__GIVEN PROBLEM__
Scan the records for the word "name". Copy each line that includes it.

╭─ DATA SHOWN

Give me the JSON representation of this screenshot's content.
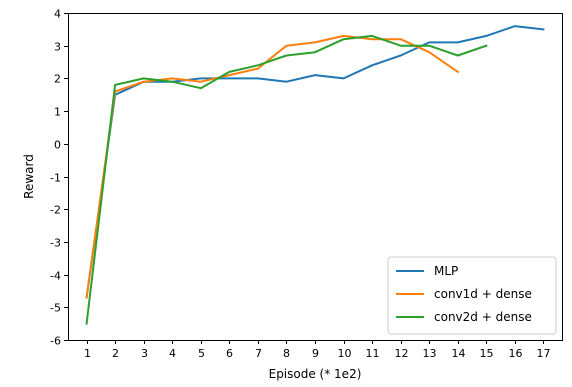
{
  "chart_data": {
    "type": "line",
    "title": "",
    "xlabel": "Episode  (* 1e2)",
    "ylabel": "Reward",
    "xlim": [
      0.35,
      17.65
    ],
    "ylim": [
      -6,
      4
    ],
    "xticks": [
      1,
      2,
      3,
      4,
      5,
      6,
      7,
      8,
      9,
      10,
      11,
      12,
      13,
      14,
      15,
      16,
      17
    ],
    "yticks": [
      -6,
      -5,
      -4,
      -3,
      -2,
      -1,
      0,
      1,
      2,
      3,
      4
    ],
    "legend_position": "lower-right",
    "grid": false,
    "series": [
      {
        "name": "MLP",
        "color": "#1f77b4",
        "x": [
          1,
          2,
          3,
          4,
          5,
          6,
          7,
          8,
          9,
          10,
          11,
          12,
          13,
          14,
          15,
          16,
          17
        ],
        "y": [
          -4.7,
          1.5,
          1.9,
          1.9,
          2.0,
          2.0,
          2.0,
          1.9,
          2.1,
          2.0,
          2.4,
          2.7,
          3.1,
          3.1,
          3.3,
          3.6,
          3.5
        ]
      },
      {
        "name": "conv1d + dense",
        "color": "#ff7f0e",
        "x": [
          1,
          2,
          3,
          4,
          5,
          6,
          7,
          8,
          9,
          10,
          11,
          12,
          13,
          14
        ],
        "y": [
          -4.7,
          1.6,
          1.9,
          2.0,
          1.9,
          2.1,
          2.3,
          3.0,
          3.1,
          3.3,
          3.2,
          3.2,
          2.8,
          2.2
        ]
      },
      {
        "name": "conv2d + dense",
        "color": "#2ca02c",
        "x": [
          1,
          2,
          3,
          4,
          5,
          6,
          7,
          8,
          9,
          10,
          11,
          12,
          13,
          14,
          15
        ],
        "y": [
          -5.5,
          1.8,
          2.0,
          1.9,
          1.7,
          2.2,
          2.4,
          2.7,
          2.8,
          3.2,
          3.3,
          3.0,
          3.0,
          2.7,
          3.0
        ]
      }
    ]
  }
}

╰─
╭─ DATA SHOWN

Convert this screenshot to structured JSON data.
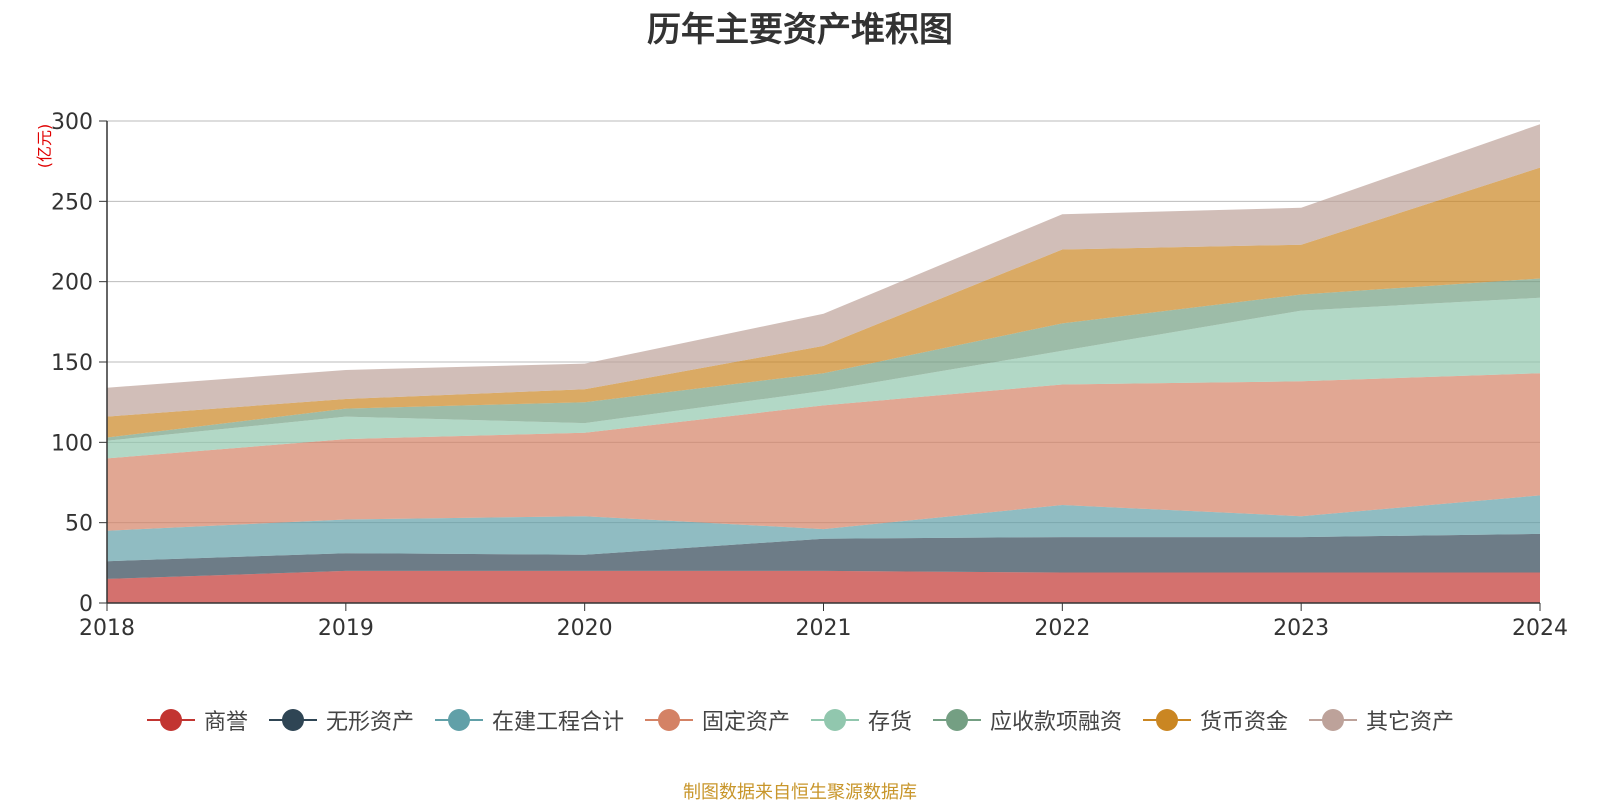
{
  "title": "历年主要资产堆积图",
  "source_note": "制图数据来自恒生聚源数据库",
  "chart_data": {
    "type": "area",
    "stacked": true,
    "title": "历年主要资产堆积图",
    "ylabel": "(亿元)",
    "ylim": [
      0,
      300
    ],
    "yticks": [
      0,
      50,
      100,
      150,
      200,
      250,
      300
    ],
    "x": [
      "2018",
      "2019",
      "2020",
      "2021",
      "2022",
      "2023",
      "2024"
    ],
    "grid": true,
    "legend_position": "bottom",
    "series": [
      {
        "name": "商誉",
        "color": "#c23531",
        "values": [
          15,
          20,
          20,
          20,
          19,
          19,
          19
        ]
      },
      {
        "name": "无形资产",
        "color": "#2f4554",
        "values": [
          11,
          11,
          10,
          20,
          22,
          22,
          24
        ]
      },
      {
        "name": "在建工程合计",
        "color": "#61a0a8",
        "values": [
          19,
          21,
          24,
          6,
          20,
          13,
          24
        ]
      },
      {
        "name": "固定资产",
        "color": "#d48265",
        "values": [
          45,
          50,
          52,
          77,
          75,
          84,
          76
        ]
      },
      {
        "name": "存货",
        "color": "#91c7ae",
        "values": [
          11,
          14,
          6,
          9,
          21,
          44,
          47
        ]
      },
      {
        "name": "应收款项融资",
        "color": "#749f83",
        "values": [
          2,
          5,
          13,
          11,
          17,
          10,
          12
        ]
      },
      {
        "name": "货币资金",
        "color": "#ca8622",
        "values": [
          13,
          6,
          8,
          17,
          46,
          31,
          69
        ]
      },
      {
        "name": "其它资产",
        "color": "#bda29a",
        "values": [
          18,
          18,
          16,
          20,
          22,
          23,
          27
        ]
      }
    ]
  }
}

╰─

__SOLUTION__
        "name": "MLP",
        "name": "conv1d + dense",
        "name": "conv2d + dense",
        "name": "商誉",
        "name": "无形资产",
        "name": "在建工程合计",
        "name": "固定资产",
        "name": "存货",
        "name": "应收款项融资",
        "name": "货币资金",
        "name": "其它资产",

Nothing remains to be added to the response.